(Dataset records)
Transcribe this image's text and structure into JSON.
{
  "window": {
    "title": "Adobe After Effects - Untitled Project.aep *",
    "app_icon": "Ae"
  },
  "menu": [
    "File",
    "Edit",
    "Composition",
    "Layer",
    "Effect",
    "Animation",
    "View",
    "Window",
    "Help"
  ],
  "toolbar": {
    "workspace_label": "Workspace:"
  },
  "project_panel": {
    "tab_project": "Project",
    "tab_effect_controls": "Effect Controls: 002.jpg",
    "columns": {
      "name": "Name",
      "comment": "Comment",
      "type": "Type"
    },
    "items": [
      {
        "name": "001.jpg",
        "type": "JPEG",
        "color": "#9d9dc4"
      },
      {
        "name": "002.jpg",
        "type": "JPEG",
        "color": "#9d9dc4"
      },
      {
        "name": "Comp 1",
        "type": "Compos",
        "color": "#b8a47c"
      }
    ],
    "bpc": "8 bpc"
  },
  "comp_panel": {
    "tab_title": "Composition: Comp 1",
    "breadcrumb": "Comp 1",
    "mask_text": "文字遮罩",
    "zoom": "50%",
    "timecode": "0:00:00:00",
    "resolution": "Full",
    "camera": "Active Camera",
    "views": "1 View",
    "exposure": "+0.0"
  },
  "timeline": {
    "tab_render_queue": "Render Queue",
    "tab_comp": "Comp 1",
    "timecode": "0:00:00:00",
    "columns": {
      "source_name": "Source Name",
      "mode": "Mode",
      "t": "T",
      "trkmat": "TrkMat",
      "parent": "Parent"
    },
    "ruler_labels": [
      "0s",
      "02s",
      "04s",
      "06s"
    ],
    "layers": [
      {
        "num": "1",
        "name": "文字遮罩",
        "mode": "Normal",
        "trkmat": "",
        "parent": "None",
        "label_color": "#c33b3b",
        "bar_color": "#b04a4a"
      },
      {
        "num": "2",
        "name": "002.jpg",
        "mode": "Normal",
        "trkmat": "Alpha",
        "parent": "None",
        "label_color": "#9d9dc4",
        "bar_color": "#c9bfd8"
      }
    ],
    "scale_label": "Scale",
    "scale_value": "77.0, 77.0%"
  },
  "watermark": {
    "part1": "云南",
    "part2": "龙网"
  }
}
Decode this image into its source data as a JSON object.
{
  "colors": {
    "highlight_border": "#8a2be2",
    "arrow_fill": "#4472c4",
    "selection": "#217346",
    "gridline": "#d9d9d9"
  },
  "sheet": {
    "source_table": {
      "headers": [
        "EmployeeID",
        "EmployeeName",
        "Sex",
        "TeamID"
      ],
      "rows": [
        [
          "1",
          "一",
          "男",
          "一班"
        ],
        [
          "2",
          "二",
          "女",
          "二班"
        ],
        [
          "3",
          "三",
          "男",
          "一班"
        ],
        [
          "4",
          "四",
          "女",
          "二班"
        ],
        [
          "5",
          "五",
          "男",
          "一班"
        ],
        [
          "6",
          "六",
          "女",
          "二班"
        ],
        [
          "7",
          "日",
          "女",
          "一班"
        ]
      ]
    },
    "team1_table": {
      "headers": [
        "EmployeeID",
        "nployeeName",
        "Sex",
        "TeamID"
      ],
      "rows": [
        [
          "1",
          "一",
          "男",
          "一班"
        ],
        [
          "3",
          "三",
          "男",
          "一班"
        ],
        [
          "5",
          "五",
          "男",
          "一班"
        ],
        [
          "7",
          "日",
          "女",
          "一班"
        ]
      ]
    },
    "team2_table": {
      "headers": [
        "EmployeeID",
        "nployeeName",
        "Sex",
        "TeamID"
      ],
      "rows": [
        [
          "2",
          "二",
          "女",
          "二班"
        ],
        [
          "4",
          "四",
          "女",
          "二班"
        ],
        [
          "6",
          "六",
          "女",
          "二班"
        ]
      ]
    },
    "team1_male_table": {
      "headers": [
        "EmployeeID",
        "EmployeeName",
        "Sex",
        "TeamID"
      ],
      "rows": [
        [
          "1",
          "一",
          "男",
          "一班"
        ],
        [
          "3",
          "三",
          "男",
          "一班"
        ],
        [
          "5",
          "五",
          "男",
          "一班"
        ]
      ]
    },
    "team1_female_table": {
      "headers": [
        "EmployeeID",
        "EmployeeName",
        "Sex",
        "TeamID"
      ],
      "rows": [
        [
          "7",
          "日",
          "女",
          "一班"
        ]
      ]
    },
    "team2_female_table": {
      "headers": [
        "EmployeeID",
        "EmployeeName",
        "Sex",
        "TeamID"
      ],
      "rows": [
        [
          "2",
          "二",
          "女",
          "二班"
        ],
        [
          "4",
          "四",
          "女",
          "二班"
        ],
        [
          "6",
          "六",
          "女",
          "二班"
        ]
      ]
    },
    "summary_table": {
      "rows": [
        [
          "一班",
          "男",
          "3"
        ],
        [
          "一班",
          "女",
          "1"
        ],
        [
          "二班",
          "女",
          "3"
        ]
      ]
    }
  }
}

TASK STATEMENT:
Return the whole listing exactly, with every line included.

RESPONSE TO THIS TASK:
Transcribe this image's text and structure into JSON.
{
  "window": {
    "title": "Adobe After Effects - Untitled Project.aep *",
    "app_icon": "Ae"
  },
  "menu": [
    "File",
    "Edit",
    "Composition",
    "Layer",
    "Effect",
    "Animation",
    "View",
    "Window",
    "Help"
  ],
  "toolbar": {
    "workspace_label": "Workspace:"
  },
  "project_panel": {
    "tab_project": "Project",
    "tab_effect_controls": "Effect Controls: 002.jpg",
    "columns": {
      "name": "Name",
      "comment": "Comment",
      "type": "Type"
    },
    "items": [
      {
        "name": "001.jpg",
        "type": "JPEG",
        "color": "#9d9dc4"
      },
      {
        "name": "002.jpg",
        "type": "JPEG",
        "color": "#9d9dc4"
      },
      {
        "name": "Comp 1",
        "type": "Compos",
        "color": "#b8a47c"
      }
    ],
    "bpc": "8 bpc"
  },
  "comp_panel": {
    "tab_title": "Composition: Comp 1",
    "breadcrumb": "Comp 1",
    "mask_text": "文字遮罩",
    "zoom": "50%",
    "timecode": "0:00:00:00",
    "resolution": "Full",
    "camera": "Active Camera",
    "views": "1 View",
    "exposure": "+0.0"
  },
  "timeline": {
    "tab_render_queue": "Render Queue",
    "tab_comp": "Comp 1",
    "timecode": "0:00:00:00",
    "columns": {
      "source_name": "Source Name",
      "mode": "Mode",
      "t": "T",
      "trkmat": "TrkMat",
      "parent": "Parent"
    },
    "ruler_labels": [
      "0s",
      "02s",
      "04s",
      "06s"
    ],
    "layers": [
      {
        "num": "1",
        "name": "文字遮罩",
        "mode": "Normal",
        "trkmat": "",
        "parent": "None",
        "label_color": "#c33b3b",
        "bar_color": "#b04a4a"
      },
      {
        "num": "2",
        "name": "002.jpg",
        "mode": "Normal",
        "trkmat": "Alpha",
        "parent": "None",
        "label_color": "#9d9dc4",
        "bar_color": "#c9bfd8"
      }
    ],
    "scale_label": "Scale",
    "scale_value": "77.0, 77.0%"
  },
  "watermark": {
    "part1": "云南",
    "part2": "龙网"
  }
}
Decode this image into its source data as a JSON object.
{
  "colors": {
    "highlight_border": "#8a2be2",
    "arrow_fill": "#4472c4",
    "selection": "#217346",
    "gridline": "#d9d9d9"
  },
  "sheet": {
    "source_table": {
      "headers": [
        "EmployeeID",
        "EmployeeName",
        "Sex",
        "TeamID"
      ],
      "rows": [
        [
          "1",
          "一",
          "男",
          "一班"
        ],
        [
          "2",
          "二",
          "女",
          "二班"
        ],
        [
          "3",
          "三",
          "男",
          "一班"
        ],
        [
          "4",
          "四",
          "女",
          "二班"
        ],
        [
          "5",
          "五",
          "男",
          "一班"
        ],
        [
          "6",
          "六",
          "女",
          "二班"
        ],
        [
          "7",
          "日",
          "女",
          "一班"
        ]
      ]
    },
    "team1_table": {
      "headers": [
        "EmployeeID",
        "nployeeName",
        "Sex",
        "TeamID"
      ],
      "rows": [
        [
          "1",
          "一",
          "男",
          "一班"
        ],
        [
          "3",
          "三",
          "男",
          "一班"
        ],
        [
          "5",
          "五",
          "男",
          "一班"
        ],
        [
          "7",
          "日",
          "女",
          "一班"
        ]
      ]
    },
    "team2_table": {
      "headers": [
        "EmployeeID",
        "nployeeName",
        "Sex",
        "TeamID"
      ],
      "rows": [
        [
          "2",
          "二",
          "女",
          "二班"
        ],
        [
          "4",
          "四",
          "女",
          "二班"
        ],
        [
          "6",
          "六",
          "女",
          "二班"
        ]
      ]
    },
    "team1_male_table": {
      "headers": [
        "EmployeeID",
        "EmployeeName",
        "Sex",
        "TeamID"
      ],
      "rows": [
        [
          "1",
          "一",
          "男",
          "一班"
        ],
        [
          "3",
          "三",
          "男",
          "一班"
        ],
        [
          "5",
          "五",
          "男",
          "一班"
        ]
      ]
    },
    "team1_female_table": {
      "headers": [
        "EmployeeID",
        "EmployeeName",
        "Sex",
        "TeamID"
      ],
      "rows": [
        [
          "7",
          "日",
          "女",
          "一班"
        ]
      ]
    },
    "team2_female_table": {
      "headers": [
        "EmployeeID",
        "EmployeeName",
        "Sex",
        "TeamID"
      ],
      "rows": [
        [
          "2",
          "二",
          "女",
          "二班"
        ],
        [
          "4",
          "四",
          "女",
          "二班"
        ],
        [
          "6",
          "六",
          "女",
          "二班"
        ]
      ]
    },
    "summary_table": {
      "rows": [
        [
          "一班",
          "男",
          "3"
        ],
        [
          "一班",
          "女",
          "1"
        ],
        [
          "二班",
          "女",
          "3"
        ]
      ]
    }
  }
}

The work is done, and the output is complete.